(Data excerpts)

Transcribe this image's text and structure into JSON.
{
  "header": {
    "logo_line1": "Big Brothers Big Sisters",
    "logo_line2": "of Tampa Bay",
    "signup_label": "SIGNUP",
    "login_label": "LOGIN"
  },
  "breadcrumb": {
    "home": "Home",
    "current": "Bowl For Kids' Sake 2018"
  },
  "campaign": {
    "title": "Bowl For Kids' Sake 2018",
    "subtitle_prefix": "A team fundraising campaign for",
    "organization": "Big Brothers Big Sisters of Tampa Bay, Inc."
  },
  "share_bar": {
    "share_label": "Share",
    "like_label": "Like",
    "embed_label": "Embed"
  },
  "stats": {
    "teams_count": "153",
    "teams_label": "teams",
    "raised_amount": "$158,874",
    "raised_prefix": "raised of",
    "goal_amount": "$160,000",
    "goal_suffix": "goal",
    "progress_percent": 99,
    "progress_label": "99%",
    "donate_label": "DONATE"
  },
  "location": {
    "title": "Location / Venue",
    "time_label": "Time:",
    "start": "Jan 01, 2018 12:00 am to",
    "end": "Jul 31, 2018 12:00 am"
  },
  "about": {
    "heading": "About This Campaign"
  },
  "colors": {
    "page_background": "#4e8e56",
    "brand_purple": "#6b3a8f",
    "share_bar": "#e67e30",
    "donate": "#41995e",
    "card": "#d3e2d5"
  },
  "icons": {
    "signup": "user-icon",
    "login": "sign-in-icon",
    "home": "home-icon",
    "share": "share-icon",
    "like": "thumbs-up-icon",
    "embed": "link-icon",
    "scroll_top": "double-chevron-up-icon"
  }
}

*Task goal:* From the records above, copy every line that holds the word "Sisters".

*Answer to the exercise:*
    "logo_line1": "Big Brothers Big Sisters",
    "organization": "Big Brothers Big Sisters of Tampa Bay, Inc."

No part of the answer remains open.